— What the exercise asks —
Locate each line with the string "marker" in the listing below and copy it.

— Data lines —
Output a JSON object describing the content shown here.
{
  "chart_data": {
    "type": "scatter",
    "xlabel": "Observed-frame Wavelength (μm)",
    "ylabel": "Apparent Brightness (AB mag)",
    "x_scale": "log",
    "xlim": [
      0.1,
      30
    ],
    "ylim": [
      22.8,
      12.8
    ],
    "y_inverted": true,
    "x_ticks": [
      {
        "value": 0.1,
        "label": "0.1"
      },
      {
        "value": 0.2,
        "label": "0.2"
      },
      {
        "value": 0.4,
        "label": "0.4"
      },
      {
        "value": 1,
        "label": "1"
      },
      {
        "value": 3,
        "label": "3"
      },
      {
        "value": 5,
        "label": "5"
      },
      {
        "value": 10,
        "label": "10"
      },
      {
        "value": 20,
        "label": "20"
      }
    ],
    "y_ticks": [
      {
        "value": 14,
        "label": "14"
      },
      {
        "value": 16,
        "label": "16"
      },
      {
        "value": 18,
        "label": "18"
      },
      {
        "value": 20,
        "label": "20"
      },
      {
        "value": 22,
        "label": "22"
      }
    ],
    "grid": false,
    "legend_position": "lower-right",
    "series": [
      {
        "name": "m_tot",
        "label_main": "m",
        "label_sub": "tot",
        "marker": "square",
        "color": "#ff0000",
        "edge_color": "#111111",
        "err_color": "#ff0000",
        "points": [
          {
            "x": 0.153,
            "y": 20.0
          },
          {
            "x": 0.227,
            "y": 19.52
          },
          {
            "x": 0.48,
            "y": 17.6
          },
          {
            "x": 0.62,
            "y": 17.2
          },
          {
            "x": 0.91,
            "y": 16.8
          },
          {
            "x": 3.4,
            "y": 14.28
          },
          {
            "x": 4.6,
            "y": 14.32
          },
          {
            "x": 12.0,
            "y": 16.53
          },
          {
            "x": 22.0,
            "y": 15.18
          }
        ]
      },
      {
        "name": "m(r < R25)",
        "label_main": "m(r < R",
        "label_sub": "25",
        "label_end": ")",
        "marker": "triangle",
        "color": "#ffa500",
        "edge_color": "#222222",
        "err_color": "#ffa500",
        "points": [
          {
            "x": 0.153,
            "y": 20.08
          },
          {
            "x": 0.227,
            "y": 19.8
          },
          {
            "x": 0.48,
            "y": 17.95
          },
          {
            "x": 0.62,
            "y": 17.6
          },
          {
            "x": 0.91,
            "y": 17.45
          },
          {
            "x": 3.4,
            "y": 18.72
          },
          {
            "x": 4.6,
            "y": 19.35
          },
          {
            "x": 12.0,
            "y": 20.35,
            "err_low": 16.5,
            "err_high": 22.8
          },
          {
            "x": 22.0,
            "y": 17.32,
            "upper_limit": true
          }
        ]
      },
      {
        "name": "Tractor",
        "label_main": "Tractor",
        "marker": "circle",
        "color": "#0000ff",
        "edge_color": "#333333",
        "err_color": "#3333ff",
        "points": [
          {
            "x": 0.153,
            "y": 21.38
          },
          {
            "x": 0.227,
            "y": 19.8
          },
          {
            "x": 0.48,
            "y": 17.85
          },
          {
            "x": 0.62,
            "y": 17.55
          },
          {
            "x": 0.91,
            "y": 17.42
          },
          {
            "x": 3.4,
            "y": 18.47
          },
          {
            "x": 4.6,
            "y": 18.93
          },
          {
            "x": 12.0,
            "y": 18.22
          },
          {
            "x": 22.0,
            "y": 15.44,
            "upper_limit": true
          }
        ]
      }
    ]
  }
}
--
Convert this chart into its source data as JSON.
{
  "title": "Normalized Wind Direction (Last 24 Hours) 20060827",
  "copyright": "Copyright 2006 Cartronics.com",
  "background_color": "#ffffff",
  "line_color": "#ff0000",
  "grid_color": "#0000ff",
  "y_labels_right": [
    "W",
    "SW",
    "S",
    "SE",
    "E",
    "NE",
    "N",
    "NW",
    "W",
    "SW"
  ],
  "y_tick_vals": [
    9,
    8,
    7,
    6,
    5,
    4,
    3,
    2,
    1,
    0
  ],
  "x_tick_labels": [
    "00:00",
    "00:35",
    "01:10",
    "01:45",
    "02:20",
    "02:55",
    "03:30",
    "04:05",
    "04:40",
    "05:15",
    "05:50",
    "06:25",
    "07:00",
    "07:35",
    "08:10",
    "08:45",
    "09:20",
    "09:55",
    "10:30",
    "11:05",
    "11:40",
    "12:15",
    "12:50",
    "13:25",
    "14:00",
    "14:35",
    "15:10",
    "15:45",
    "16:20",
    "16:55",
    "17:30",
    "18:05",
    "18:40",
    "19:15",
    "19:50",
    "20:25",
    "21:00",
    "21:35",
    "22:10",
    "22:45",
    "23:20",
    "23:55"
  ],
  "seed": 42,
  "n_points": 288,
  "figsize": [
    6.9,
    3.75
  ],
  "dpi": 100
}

— Answer to the task —
        "marker": "square",
        "marker": "triangle",
        "marker": "circle",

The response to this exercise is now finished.